• **Directions**: Locate each line in the material below that contains the string "title", treating uppercase and lowercase as different, and copy every such line.
┌──
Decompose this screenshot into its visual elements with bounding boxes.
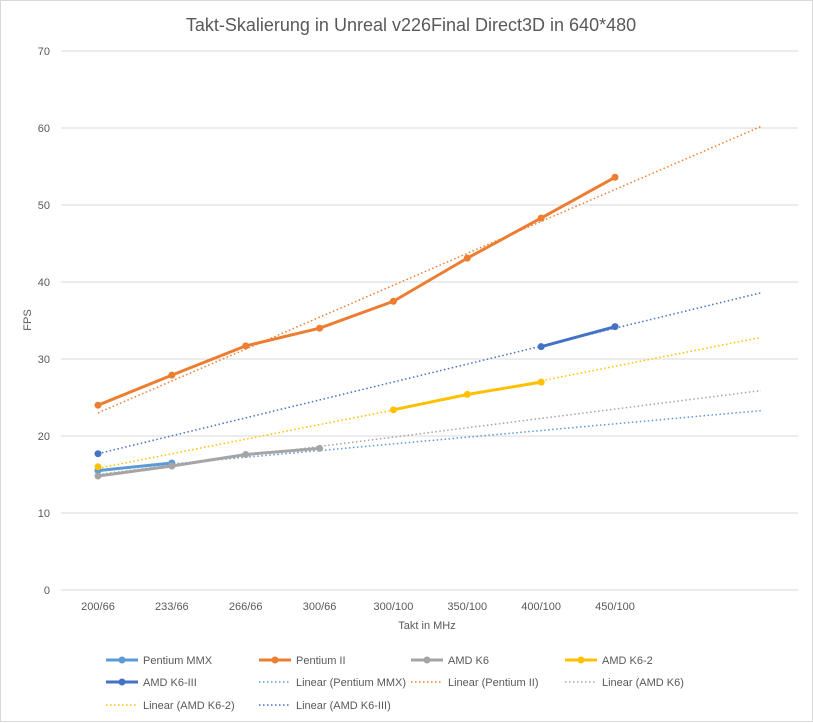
- data-point: [389, 297, 397, 305]
- x-tick-labels: 200/66 233/66 266/66 300/66 300/100 350/100 40…: [81, 601, 635, 613]
- x-tick-label: 300/100: [374, 601, 414, 613]
- legend-label: AMD K6: [448, 655, 489, 667]
- legend-label: AMD K6-2: [602, 655, 653, 667]
- legend-marker: [118, 678, 126, 686]
- legend-label: Linear (Pentium II): [448, 677, 538, 689]
- data-point: [94, 450, 102, 458]
- data-point: [316, 324, 324, 332]
- data-point: [611, 173, 619, 181]
- legend-marker: [118, 656, 126, 664]
- trendline: [97, 409, 762, 472]
- legend-label: Pentium MMX: [143, 655, 213, 667]
- trendline: [97, 389, 762, 476]
- trendline: [97, 292, 762, 455]
- chart-title: Takt-Skalierung in Unreal v226Final Dire…: [186, 15, 636, 35]
- y-tick-label: 0: [44, 585, 50, 597]
- x-tick-label: 266/66: [229, 601, 263, 613]
- series-line: [539, 325, 617, 349]
- x-tick-label: 450/100: [595, 601, 635, 613]
- data-point: [242, 450, 250, 458]
- data-point: [94, 401, 102, 409]
- data-point: [537, 378, 545, 386]
- x-tick-label: 233/66: [155, 601, 189, 613]
- data-point: [242, 342, 250, 350]
- y-tick-label: 10: [38, 508, 50, 520]
- series-line: [96, 461, 174, 473]
- x-tick-label: 200/66: [81, 601, 115, 613]
- legend-marker: [577, 656, 585, 664]
- series-line: [96, 446, 322, 478]
- legend: Pentium MMX Pentium II AMD K6 AMD K6-2 AMD K…: [106, 655, 684, 712]
- data-point: [316, 444, 324, 452]
- legend-label: Linear (AMD K6-III): [296, 700, 391, 712]
- x-tick-label: 350/100: [447, 601, 487, 613]
- trendline: [97, 125, 762, 414]
- legend-label: AMD K6-III: [143, 677, 197, 689]
- legend-label: Linear (AMD K6-2): [143, 700, 235, 712]
- gridlines: [61, 50, 798, 591]
- data-point: [463, 390, 471, 398]
- data-point: [94, 463, 102, 471]
- legend-label: Pentium II: [296, 655, 346, 667]
- data-point: [611, 323, 619, 331]
- data-point: [463, 254, 471, 262]
- data-series: [94, 173, 619, 480]
- trendlines: [97, 125, 762, 476]
- y-tick-label: 40: [38, 277, 50, 289]
- data-point: [537, 214, 545, 222]
- y-tick-label: 20: [38, 431, 50, 443]
- data-point: [389, 406, 397, 414]
- data-point: [94, 472, 102, 480]
- y-tick-label: 60: [38, 123, 50, 135]
- trendline: [97, 336, 762, 470]
- legend-label: Linear (AMD K6): [602, 677, 684, 689]
- data-point: [537, 343, 545, 351]
- x-tick-label: 300/66: [303, 601, 337, 613]
- legend-label: Linear (Pentium MMX): [296, 677, 406, 689]
- data-point: [168, 462, 176, 470]
- y-tick-label: 70: [38, 46, 50, 58]
- x-axis-title: Takt in MHz: [398, 620, 455, 632]
- y-tick-labels: 0 10 20 30 40 50 60 70: [38, 46, 50, 597]
- legend-marker: [271, 656, 279, 664]
- legend-marker: [423, 656, 431, 664]
- x-tick-label: 400/100: [521, 601, 561, 613]
- series-line: [96, 175, 617, 407]
- y-tick-label: 30: [38, 354, 50, 366]
- y-axis-title: FPS: [22, 309, 34, 330]
- data-point: [168, 371, 176, 379]
- y-tick-label: 50: [38, 200, 50, 212]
└──
• **Completed exercise**:
- chart-title: Takt-Skalierung in Unreal v226Final Dire…: [186, 15, 636, 35]
- x-axis-title: Takt in MHz: [398, 620, 455, 632]
- y-axis-title: FPS: [22, 309, 34, 330]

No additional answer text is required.